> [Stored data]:
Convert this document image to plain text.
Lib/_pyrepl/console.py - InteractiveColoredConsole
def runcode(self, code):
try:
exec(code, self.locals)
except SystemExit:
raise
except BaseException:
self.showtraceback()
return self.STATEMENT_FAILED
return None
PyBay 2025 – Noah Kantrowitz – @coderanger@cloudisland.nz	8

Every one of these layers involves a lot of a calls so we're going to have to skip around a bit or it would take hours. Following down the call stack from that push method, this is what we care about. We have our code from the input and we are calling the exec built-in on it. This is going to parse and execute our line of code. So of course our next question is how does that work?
---
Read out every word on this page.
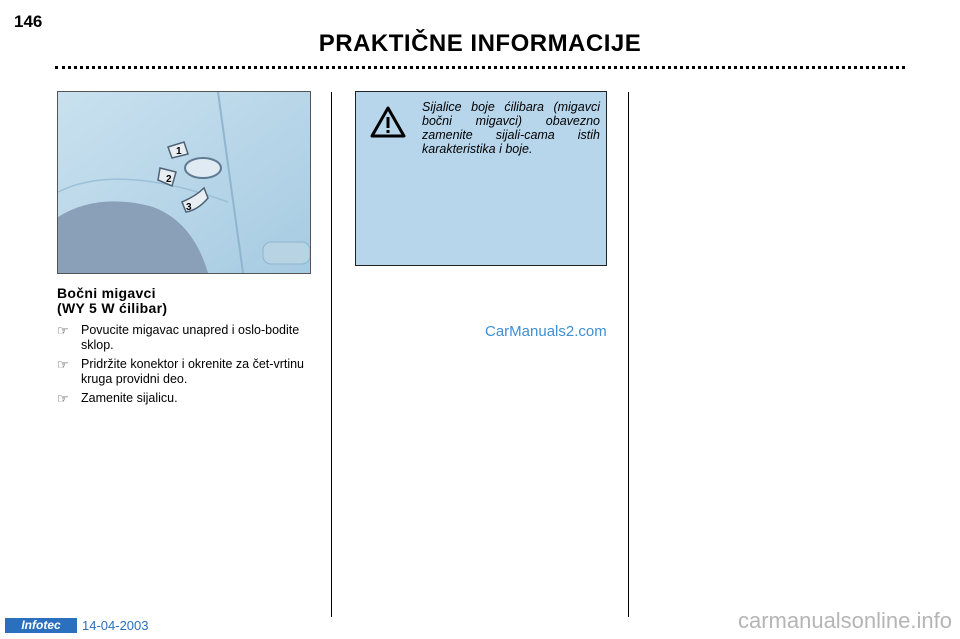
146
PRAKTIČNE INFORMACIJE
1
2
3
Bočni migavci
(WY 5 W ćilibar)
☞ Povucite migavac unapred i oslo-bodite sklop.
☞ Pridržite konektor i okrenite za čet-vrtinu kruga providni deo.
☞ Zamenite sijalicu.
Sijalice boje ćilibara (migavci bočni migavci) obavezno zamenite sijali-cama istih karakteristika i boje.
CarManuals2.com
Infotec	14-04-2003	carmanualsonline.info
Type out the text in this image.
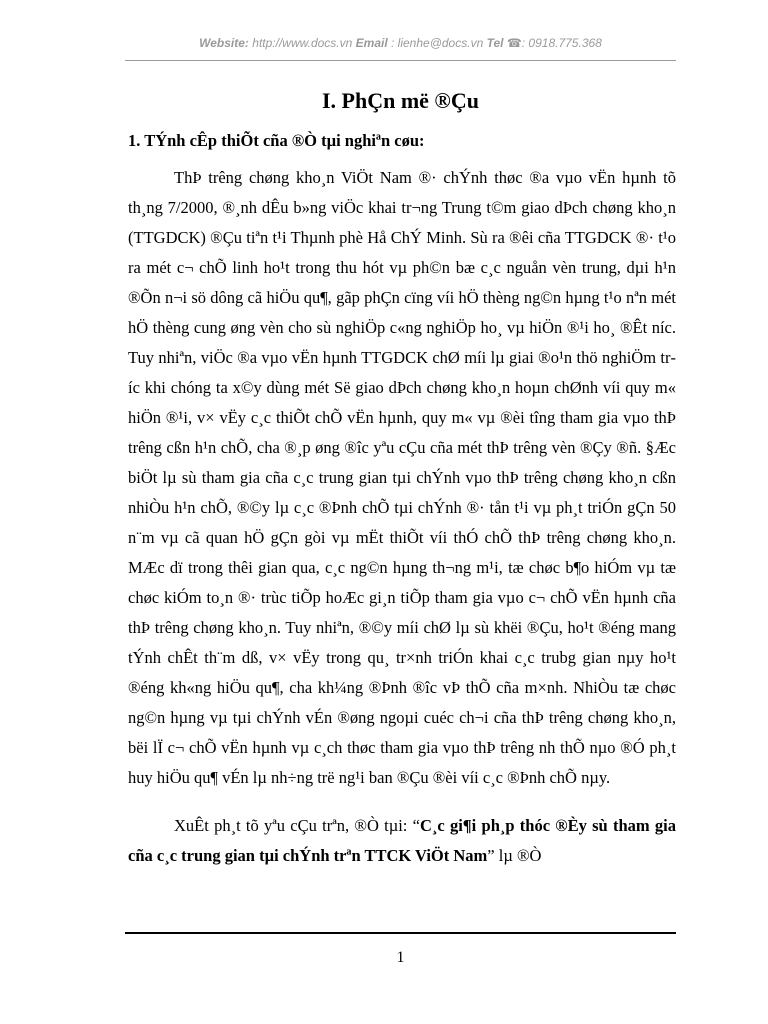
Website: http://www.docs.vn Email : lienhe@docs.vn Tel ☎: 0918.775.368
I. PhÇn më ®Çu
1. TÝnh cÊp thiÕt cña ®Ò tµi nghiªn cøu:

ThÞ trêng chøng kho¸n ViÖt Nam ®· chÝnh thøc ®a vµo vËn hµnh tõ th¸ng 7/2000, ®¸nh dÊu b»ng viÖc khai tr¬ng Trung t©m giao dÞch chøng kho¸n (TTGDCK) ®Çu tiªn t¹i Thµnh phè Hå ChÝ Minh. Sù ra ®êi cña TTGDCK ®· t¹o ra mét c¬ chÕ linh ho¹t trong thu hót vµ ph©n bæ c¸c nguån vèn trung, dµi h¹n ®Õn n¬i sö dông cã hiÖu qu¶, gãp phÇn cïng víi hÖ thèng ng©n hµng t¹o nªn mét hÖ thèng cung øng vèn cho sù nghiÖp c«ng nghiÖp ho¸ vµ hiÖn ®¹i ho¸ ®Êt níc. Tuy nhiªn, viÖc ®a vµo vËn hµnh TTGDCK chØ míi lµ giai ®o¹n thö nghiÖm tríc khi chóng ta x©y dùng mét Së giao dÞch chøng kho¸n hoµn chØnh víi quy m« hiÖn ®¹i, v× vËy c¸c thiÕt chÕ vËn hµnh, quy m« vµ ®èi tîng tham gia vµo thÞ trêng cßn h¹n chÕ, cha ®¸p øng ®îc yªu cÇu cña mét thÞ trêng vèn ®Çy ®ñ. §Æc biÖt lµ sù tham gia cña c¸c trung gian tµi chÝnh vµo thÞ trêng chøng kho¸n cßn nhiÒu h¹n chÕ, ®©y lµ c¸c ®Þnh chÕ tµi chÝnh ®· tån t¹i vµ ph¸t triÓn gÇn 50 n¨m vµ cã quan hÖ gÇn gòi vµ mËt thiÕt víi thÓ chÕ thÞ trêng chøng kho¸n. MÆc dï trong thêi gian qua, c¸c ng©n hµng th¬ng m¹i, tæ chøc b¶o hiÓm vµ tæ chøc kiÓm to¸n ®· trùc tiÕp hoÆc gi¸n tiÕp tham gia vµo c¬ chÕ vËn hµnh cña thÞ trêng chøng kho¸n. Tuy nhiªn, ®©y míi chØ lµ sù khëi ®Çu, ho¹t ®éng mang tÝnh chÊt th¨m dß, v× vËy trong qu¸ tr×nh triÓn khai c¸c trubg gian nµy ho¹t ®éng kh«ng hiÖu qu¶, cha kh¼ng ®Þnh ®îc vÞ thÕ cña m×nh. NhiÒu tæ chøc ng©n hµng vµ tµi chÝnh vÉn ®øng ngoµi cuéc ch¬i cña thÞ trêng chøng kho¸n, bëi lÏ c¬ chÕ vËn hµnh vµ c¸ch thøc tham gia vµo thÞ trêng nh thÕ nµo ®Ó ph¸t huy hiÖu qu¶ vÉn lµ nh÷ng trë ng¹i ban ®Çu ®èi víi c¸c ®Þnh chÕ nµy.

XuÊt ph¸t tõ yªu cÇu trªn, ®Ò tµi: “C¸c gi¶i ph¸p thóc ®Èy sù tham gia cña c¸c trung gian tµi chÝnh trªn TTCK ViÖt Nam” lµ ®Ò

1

> [Problem]: Determine the number of lines where the string "migavci" occurs, and give that number only.

> [Solution for this exercise]: 2